Return each line of the listing that contains the string "Accuracy".

════════════════════

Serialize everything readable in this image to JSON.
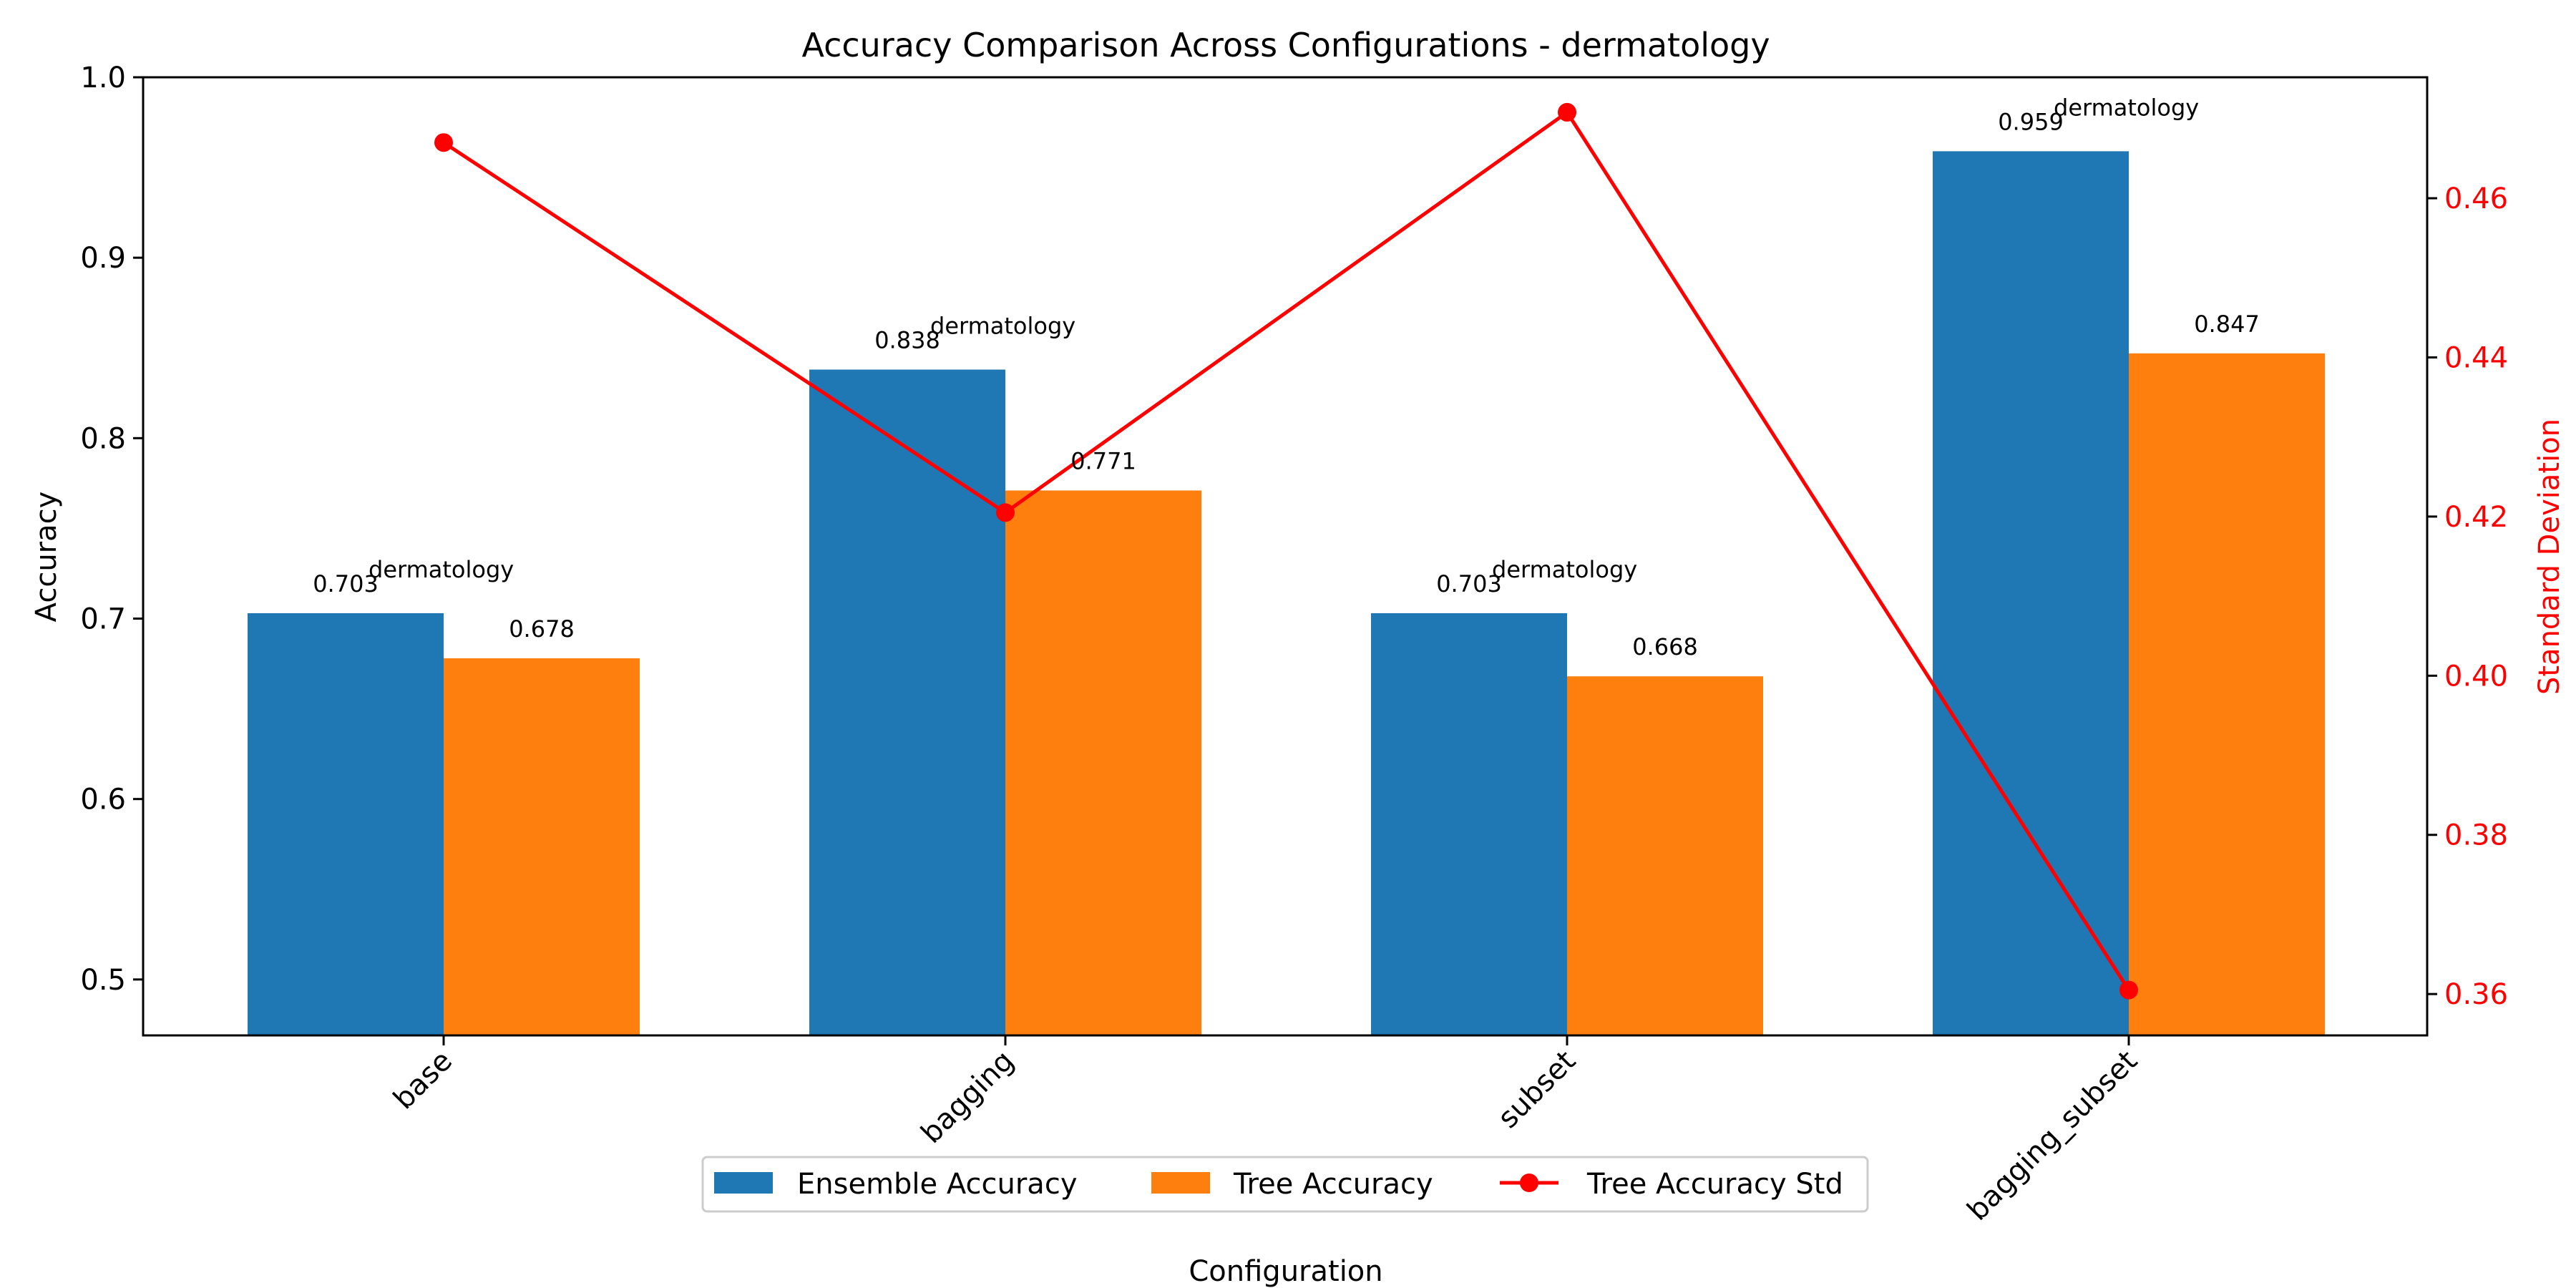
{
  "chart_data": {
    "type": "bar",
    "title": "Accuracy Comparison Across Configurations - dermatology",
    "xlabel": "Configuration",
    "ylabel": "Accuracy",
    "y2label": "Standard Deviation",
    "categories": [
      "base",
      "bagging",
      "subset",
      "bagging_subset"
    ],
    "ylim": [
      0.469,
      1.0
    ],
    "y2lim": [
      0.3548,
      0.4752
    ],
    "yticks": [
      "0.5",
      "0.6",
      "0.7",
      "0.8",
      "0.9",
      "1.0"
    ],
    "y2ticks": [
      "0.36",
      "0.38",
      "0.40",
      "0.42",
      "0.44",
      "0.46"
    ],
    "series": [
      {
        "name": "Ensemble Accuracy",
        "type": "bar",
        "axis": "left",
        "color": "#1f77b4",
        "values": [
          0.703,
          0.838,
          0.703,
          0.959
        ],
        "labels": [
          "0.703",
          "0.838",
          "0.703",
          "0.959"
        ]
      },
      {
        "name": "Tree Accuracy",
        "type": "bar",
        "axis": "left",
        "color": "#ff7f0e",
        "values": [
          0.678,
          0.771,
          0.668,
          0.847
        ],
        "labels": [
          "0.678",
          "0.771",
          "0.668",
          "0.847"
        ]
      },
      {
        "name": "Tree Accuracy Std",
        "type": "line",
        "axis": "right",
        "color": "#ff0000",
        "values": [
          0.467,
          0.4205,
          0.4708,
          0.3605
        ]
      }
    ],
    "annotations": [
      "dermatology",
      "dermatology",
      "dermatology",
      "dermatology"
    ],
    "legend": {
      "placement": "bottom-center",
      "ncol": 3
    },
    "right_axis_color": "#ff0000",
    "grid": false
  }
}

════════════════════

#### ANSWER TO THIS PROBLEM
    "title": "Accuracy Comparison Across Configurations - dermatology",
    "ylabel": "Accuracy",
        "name": "Ensemble Accuracy",
        "name": "Tree Accuracy",
        "name": "Tree Accuracy Std",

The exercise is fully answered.